Tarefa do exercício 1:
Responda com base na discussão sobre poeira e pólenes no ar:
(a) Segundo dahon, de que árvores é o pólen que se vê por todo lado em Viseu?
(b) Que pólenes predominam em Portugal continental, de acordo com o Boletim Polínico?
(c) Que concentrações de pólen os técnicos preveem para os Açores e a Madeira?
Tarefa do exercício 2:
Reproduza, da discussão sobre poeira e pólenes no ar, o trecho que começa nas palavras que contêm "# Nível de poeira" e termina em "situação se agrave.".

Texto para ler:
- - - - - - -

# Nível de poeira e pólenes no ar



## Mário Barros (27 Mar 2012 às 22:42)

*Governo admite lançar alerta caso o nível de poeira no ar se agrave*


> O Governo garantiu hoje que a Agência do Ambiente está a acompanhar a evolução do nível de poeiras no ar, que esta semana  aumentou em Portugal, e admitiu que poderá ser lançado um alerta caso a  situação se agrave.
> 
> "Estando a Agência Portuguesa do Ambiente a acompanhar diariamente a  evolução deste episódio de intrusão de poeiras do norte de África, poderá,  em caso de observância de agravamento da situação de forma generalizada  no território nacional e persistente no tempo, (lançar) uma ação adicional,  concertada com (o Ministério da) Saúde, para a emissão de uma nota informativa  à população, tal como em situações anteriores", disse à Lusa fonte oficial  do ministério da Agricultura e Ambiente.
> 
> ...



Já onde estamos a chegar...


----------



## jmackworks (28 Mar 2012 às 02:32)

*Re: Nível de poeira no ar*

De quando é este comunicado ? Parece-me que pelo menos visivelmente já não está tão mau


----------



## dahon (28 Mar 2012 às 11:04)

*Re: Nível de poeira no ar*

Boas. 

Por Viseu é só pólen dos pinheiros por todo lado, em zonas abrigadas do vento está tudo amarelo.
Para as pessoas com alergia estes últimos dias tem sido complicados.


----------



## Mário Barros (29 Mar 2012 às 10:48)

*Nuvem de poeira do deserto atinge Portugal até segunda-feira*


> O fenómeno, frequente na Primavera e Verão, pode afectar as pessoas mais sensíveis como idosos, crianças e com problemas cardio-respiratórios. Amanhã espera-se uma nova vaga de "chuva suja".
> 
> Se nos últimos dias sente a garganta seca e os olhos a lacrimejar, a culpa pode ser das poeiras vindas do Norte de África que pairam sobre o nosso território. Não é a primeira vez nem será a última que Portugal recebe este pó do deserto soprado pelos ventos. Porém, desta vez, o fenómeno estende-se além dos normais dois ou três dias para um período de mais de uma semana. Por outro lado, as medições dos especialistas estão também a registar níveis elevados destas partículas à superfície - mais perto de nós -, o que, apesar de não ser inédito, é considerado invulgar. Sem razão para alarme, os idosos, crianças e pessoas com problemas respiratórios devem, porém, proteger-se, avisam as autoridades de saúde.
> 
> ...


----------



## Mário Barros (5 Abr 2012 às 12:34)

*Concentrações muito elevadas de pólenes até 12 de Abril*


> As concentrações de pólen no ar vão estar muito elevadas nos próximos sete dias em Portugal continental, predominando os pólenes de azinheira, carvalho, pinheiro e ervas parietárias, segundo o Boletim Polínico hoje divulgado.
> 
> Nos Açores e na Madeira, os técnicos prevêem concentrações de pólen baixas durante o mesmo período, entre 6 e 12 de Abril.
> 
> ...


----------

- - - - - - -

Conteúdo dos dados:
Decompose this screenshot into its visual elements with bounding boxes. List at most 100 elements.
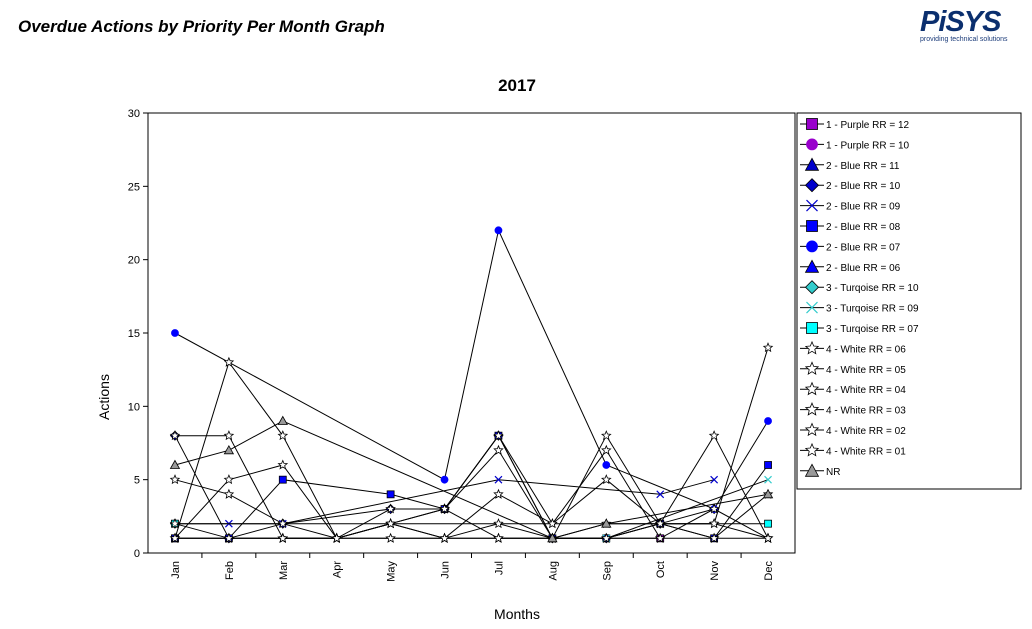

- - - - - - -

Resposta completa 1:
(a) Dos pinheiros.
(b) Os de azinheira, carvalho, pinheiro e ervas parietárias.
(c) Concentrações baixas, entre 6 e 12 de Abril.

Resposta completa 2:
# Nível de poeira e pólenes no ar



## Mário Barros (27 Mar 2012 às 22:42)

*Governo admite lançar alerta caso o nível de poeira no ar se agrave*


> O Governo garantiu hoje que a Agência do Ambiente está a acompanhar a evolução do nível de poeiras no ar, que esta semana  aumentou em Portugal, e admitiu que poderá ser lançado um alerta caso a  situação se agrave.